» **What needs to be done**:
What is the number of lines containing the word "conoce"? Please answer with that number and nothing more.

------ Provided information ------

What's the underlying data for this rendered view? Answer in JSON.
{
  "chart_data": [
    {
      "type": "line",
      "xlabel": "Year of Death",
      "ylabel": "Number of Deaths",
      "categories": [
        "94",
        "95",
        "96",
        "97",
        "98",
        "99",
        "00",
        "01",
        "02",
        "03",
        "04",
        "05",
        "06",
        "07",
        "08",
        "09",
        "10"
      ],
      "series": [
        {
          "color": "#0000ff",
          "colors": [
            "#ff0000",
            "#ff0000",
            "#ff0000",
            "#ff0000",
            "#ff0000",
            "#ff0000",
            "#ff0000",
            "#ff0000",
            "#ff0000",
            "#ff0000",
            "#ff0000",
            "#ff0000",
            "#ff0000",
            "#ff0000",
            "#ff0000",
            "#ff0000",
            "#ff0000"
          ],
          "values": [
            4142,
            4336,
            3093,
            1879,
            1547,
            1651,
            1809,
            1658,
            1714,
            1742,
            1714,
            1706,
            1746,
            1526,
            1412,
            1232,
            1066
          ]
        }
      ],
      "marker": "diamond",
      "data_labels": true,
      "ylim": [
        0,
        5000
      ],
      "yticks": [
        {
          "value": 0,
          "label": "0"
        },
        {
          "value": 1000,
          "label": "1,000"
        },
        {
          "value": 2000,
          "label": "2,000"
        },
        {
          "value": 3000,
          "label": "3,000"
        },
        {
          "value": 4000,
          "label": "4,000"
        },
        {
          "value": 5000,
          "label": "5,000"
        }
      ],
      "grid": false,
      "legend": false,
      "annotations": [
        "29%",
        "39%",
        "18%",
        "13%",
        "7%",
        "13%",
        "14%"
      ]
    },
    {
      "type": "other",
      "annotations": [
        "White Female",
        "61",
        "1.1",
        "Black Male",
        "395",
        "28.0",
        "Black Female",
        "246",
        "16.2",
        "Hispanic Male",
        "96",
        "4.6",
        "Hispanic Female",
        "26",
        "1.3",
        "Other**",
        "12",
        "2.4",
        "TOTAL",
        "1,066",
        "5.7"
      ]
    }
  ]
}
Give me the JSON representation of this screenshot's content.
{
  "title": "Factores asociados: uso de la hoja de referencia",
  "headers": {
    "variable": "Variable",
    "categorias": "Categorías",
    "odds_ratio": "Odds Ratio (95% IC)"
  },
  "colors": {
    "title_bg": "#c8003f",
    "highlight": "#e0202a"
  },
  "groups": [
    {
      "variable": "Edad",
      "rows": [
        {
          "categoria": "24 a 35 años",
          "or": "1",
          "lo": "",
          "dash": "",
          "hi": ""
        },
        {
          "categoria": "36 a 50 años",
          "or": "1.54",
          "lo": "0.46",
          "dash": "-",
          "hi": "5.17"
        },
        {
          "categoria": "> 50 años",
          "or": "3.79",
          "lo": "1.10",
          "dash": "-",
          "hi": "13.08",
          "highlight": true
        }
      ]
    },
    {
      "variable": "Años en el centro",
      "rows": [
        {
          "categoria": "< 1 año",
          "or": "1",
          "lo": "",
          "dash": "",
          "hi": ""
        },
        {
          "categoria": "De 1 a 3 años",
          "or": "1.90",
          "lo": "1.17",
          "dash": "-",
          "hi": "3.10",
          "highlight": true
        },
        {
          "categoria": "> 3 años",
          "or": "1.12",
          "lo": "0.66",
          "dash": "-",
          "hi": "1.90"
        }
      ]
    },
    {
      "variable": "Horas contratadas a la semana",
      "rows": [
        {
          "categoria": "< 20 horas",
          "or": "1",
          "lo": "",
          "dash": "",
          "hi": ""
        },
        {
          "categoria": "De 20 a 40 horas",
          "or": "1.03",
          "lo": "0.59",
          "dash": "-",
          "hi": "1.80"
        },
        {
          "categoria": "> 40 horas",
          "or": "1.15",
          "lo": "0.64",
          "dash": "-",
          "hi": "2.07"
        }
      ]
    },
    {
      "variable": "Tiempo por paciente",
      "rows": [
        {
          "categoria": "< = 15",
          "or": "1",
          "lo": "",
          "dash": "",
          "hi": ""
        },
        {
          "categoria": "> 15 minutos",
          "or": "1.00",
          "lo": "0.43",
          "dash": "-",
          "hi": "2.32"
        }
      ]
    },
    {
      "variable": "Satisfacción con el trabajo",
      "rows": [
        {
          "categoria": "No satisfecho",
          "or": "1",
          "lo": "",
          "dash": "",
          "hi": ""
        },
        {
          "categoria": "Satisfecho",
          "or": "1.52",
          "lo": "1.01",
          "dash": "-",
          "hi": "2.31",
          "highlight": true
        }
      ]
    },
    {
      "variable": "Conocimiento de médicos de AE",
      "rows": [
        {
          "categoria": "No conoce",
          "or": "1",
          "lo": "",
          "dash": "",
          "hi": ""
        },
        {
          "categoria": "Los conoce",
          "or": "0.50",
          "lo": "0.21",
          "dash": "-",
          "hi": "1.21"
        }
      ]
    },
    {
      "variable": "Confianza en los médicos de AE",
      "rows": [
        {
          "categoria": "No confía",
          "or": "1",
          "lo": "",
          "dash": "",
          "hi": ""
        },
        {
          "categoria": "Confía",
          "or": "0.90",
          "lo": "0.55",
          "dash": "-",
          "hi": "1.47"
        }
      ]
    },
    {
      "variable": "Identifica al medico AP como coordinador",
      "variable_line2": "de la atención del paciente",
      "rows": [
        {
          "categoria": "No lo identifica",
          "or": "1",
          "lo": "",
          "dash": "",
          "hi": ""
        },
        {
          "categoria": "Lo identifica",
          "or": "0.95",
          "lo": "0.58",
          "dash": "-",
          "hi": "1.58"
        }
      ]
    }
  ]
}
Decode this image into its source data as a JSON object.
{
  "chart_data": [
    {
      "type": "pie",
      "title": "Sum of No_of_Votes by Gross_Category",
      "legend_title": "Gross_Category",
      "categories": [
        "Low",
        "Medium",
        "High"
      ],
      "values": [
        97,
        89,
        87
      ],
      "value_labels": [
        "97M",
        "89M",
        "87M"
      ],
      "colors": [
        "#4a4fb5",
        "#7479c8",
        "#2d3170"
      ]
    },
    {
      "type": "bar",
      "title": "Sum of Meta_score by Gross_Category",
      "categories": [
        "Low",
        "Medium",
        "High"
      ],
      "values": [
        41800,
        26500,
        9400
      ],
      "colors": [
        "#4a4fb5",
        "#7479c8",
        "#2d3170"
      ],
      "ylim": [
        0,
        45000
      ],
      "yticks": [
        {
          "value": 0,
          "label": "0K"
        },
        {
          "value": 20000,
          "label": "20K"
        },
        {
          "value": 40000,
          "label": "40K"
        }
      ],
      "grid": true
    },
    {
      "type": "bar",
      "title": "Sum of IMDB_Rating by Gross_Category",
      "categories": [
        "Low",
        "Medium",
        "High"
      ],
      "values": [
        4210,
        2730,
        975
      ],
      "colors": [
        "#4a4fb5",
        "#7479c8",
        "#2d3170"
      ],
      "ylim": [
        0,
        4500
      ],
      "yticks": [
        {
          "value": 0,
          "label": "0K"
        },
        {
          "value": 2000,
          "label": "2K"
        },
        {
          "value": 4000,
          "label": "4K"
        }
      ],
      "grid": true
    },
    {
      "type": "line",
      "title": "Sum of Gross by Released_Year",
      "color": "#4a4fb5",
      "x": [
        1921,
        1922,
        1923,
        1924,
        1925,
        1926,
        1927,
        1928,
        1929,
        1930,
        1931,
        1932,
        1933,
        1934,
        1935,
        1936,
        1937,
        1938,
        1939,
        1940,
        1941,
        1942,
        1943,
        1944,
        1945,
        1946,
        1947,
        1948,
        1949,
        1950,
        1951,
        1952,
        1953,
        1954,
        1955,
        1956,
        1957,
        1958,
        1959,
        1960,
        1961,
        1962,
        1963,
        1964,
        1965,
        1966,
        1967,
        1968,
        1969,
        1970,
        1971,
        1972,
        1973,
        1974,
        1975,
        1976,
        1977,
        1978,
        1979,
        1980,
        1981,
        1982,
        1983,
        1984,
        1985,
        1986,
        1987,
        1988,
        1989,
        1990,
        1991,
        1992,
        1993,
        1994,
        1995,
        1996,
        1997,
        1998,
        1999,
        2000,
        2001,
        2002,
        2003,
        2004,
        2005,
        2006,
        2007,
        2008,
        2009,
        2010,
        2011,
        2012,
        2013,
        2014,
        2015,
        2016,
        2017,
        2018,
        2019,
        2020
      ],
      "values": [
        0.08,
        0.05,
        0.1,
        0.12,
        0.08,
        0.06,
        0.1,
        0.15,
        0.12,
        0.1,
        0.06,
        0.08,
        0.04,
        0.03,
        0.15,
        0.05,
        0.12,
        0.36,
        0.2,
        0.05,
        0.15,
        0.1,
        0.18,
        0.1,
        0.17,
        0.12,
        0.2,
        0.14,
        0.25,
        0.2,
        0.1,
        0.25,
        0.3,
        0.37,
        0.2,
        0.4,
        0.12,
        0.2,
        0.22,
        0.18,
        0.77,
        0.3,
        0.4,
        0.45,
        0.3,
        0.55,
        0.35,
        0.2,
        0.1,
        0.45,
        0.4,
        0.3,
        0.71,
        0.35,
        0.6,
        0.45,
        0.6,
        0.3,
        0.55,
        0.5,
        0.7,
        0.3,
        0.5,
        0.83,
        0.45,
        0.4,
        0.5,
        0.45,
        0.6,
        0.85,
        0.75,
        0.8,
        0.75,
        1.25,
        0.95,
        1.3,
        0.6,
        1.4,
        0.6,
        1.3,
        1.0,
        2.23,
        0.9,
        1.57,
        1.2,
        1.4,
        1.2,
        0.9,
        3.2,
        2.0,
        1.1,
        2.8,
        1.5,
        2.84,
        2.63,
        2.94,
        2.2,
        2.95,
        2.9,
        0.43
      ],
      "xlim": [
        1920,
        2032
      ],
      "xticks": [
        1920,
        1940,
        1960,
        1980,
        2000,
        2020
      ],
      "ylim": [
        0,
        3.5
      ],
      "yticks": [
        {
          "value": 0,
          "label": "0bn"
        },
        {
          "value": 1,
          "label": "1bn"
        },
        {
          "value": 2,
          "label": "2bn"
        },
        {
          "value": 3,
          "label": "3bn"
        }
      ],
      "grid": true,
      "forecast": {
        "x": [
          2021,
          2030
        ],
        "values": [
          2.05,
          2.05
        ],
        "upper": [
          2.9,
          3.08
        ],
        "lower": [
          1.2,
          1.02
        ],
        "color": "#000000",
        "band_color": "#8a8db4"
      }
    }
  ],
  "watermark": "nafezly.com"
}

------

» **Result of the exercise**:
2